### WHAT TO WORK ON
Print the listing that follows, character for character.

═════ RECORDS SHOWN

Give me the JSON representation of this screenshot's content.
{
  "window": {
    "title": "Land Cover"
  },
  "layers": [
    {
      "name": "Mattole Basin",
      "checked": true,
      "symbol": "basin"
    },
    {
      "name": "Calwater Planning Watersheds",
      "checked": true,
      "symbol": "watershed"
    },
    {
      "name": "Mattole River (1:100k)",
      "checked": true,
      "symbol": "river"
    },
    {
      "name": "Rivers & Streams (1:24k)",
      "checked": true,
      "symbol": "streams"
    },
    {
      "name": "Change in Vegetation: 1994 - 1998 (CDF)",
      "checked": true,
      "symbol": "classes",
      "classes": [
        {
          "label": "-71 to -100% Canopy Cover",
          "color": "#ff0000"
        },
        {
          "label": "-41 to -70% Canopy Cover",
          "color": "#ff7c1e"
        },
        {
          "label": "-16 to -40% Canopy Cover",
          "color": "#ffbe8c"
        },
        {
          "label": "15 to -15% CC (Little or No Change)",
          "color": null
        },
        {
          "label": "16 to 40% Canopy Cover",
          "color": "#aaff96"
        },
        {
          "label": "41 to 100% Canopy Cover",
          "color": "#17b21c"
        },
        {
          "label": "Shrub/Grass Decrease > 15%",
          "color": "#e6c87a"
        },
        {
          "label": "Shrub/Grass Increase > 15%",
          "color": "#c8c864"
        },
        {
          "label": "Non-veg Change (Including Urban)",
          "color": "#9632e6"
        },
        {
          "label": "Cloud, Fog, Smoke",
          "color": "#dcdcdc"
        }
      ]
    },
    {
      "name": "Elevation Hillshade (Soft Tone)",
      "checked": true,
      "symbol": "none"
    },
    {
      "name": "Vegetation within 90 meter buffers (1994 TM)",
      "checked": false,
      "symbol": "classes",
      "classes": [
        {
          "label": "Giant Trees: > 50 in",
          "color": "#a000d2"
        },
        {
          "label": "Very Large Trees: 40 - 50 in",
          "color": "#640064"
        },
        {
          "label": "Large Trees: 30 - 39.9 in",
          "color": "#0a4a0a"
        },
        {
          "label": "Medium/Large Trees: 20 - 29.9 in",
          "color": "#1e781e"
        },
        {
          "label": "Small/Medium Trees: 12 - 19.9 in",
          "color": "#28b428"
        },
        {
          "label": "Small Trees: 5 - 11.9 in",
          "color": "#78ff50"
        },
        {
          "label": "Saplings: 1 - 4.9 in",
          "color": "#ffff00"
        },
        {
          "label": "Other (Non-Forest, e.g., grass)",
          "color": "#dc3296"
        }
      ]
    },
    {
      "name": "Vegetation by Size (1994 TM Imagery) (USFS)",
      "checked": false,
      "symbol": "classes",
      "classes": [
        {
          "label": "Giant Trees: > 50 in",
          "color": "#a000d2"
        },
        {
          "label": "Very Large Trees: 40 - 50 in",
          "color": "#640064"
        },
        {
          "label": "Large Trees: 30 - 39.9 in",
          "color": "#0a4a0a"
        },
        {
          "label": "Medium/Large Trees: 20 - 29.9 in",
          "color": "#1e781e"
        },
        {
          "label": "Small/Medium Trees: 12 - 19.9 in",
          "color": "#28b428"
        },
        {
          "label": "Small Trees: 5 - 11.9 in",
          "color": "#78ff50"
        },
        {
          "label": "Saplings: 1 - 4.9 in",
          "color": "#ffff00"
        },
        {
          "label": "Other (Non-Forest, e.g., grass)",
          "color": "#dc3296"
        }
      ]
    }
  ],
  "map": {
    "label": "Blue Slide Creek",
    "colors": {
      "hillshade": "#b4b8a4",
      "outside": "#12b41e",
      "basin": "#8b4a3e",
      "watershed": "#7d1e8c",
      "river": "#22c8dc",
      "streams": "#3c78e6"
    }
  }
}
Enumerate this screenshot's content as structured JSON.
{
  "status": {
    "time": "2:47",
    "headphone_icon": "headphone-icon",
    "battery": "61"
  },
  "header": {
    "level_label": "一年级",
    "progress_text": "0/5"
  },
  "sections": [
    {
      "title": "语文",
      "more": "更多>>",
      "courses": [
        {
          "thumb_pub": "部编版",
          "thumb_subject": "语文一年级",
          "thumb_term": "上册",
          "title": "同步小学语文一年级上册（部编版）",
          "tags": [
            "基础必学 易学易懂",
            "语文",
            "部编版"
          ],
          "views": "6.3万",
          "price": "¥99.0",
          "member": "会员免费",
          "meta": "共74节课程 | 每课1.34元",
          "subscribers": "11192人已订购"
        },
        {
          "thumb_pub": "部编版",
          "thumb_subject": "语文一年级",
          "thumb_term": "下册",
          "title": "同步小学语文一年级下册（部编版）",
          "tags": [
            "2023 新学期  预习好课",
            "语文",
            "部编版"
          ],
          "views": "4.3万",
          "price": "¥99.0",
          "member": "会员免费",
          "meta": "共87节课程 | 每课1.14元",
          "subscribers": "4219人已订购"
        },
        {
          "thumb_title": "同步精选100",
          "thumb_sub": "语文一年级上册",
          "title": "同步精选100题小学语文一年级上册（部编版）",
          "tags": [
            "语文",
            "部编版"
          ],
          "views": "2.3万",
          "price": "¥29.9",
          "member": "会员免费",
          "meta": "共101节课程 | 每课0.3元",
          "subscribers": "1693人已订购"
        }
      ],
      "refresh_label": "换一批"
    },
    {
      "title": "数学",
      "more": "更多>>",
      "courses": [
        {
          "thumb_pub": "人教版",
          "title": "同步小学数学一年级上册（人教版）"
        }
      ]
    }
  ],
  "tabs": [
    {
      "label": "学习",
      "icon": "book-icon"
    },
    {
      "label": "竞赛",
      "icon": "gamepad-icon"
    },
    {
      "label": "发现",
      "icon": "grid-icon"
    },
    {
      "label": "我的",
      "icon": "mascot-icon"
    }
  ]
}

══════════

### TASK RESULT
Give me the JSON representation of this screenshot's content.
{
  "window": {
    "title": "Land Cover"
  },
  "layers": [
    {
      "name": "Mattole Basin",
      "checked": true,
      "symbol": "basin"
    },
    {
      "name": "Calwater Planning Watersheds",
      "checked": true,
      "symbol": "watershed"
    },
    {
      "name": "Mattole River (1:100k)",
      "checked": true,
      "symbol": "river"
    },
    {
      "name": "Rivers & Streams (1:24k)",
      "checked": true,
      "symbol": "streams"
    },
    {
      "name": "Change in Vegetation: 1994 - 1998 (CDF)",
      "checked": true,
      "symbol": "classes",
      "classes": [
        {
          "label": "-71 to -100% Canopy Cover",
          "color": "#ff0000"
        },
        {
          "label": "-41 to -70% Canopy Cover",
          "color": "#ff7c1e"
        },
        {
          "label": "-16 to -40% Canopy Cover",
          "color": "#ffbe8c"
        },
        {
          "label": "15 to -15% CC (Little or No Change)",
          "color": null
        },
        {
          "label": "16 to 40% Canopy Cover",
          "color": "#aaff96"
        },
        {
          "label": "41 to 100% Canopy Cover",
          "color": "#17b21c"
        },
        {
          "label": "Shrub/Grass Decrease > 15%",
          "color": "#e6c87a"
        },
        {
          "label": "Shrub/Grass Increase > 15%",
          "color": "#c8c864"
        },
        {
          "label": "Non-veg Change (Including Urban)",
          "color": "#9632e6"
        },
        {
          "label": "Cloud, Fog, Smoke",
          "color": "#dcdcdc"
        }
      ]
    },
    {
      "name": "Elevation Hillshade (Soft Tone)",
      "checked": true,
      "symbol": "none"
    },
    {
      "name": "Vegetation within 90 meter buffers (1994 TM)",
      "checked": false,
      "symbol": "classes",
      "classes": [
        {
          "label": "Giant Trees: > 50 in",
          "color": "#a000d2"
        },
        {
          "label": "Very Large Trees: 40 - 50 in",
          "color": "#640064"
        },
        {
          "label": "Large Trees: 30 - 39.9 in",
          "color": "#0a4a0a"
        },
        {
          "label": "Medium/Large Trees: 20 - 29.9 in",
          "color": "#1e781e"
        },
        {
          "label": "Small/Medium Trees: 12 - 19.9 in",
          "color": "#28b428"
        },
        {
          "label": "Small Trees: 5 - 11.9 in",
          "color": "#78ff50"
        },
        {
          "label": "Saplings: 1 - 4.9 in",
          "color": "#ffff00"
        },
        {
          "label": "Other (Non-Forest, e.g., grass)",
          "color": "#dc3296"
        }
      ]
    },
    {
      "name": "Vegetation by Size (1994 TM Imagery) (USFS)",
      "checked": false,
      "symbol": "classes",
      "classes": [
        {
          "label": "Giant Trees: > 50 in",
          "color": "#a000d2"
        },
        {
          "label": "Very Large Trees: 40 - 50 in",
          "color": "#640064"
        },
        {
          "label": "Large Trees: 30 - 39.9 in",
          "color": "#0a4a0a"
        },
        {
          "label": "Medium/Large Trees: 20 - 29.9 in",
          "color": "#1e781e"
        },
        {
          "label": "Small/Medium Trees: 12 - 19.9 in",
          "color": "#28b428"
        },
        {
          "label": "Small Trees: 5 - 11.9 in",
          "color": "#78ff50"
        },
        {
          "label": "Saplings: 1 - 4.9 in",
          "color": "#ffff00"
        },
        {
          "label": "Other (Non-Forest, e.g., grass)",
          "color": "#dc3296"
        }
      ]
    }
  ],
  "map": {
    "label": "Blue Slide Creek",
    "colors": {
      "hillshade": "#b4b8a4",
      "outside": "#12b41e",
      "basin": "#8b4a3e",
      "watershed": "#7d1e8c",
      "river": "#22c8dc",
      "streams": "#3c78e6"
    }
  }
}
Enumerate this screenshot's content as structured JSON.
{
  "status": {
    "time": "2:47",
    "headphone_icon": "headphone-icon",
    "battery": "61"
  },
  "header": {
    "level_label": "一年级",
    "progress_text": "0/5"
  },
  "sections": [
    {
      "title": "语文",
      "more": "更多>>",
      "courses": [
        {
          "thumb_pub": "部编版",
          "thumb_subject": "语文一年级",
          "thumb_term": "上册",
          "title": "同步小学语文一年级上册（部编版）",
          "tags": [
            "基础必学 易学易懂",
            "语文",
            "部编版"
          ],
          "views": "6.3万",
          "price": "¥99.0",
          "member": "会员免费",
          "meta": "共74节课程 | 每课1.34元",
          "subscribers": "11192人已订购"
        },
        {
          "thumb_pub": "部编版",
          "thumb_subject": "语文一年级",
          "thumb_term": "下册",
          "title": "同步小学语文一年级下册（部编版）",
          "tags": [
            "2023 新学期  预习好课",
            "语文",
            "部编版"
          ],
          "views": "4.3万",
          "price": "¥99.0",
          "member": "会员免费",
          "meta": "共87节课程 | 每课1.14元",
          "subscribers": "4219人已订购"
        },
        {
          "thumb_title": "同步精选100",
          "thumb_sub": "语文一年级上册",
          "title": "同步精选100题小学语文一年级上册（部编版）",
          "tags": [
            "语文",
            "部编版"
          ],
          "views": "2.3万",
          "price": "¥29.9",
          "member": "会员免费",
          "meta": "共101节课程 | 每课0.3元",
          "subscribers": "1693人已订购"
        }
      ],
      "refresh_label": "换一批"
    },
    {
      "title": "数学",
      "more": "更多>>",
      "courses": [
        {
          "thumb_pub": "人教版",
          "title": "同步小学数学一年级上册（人教版）"
        }
      ]
    }
  ],
  "tabs": [
    {
      "label": "学习",
      "icon": "book-icon"
    },
    {
      "label": "竞赛",
      "icon": "gamepad-icon"
    },
    {
      "label": "发现",
      "icon": "grid-icon"
    },
    {
      "label": "我的",
      "icon": "mascot-icon"
    }
  ]
}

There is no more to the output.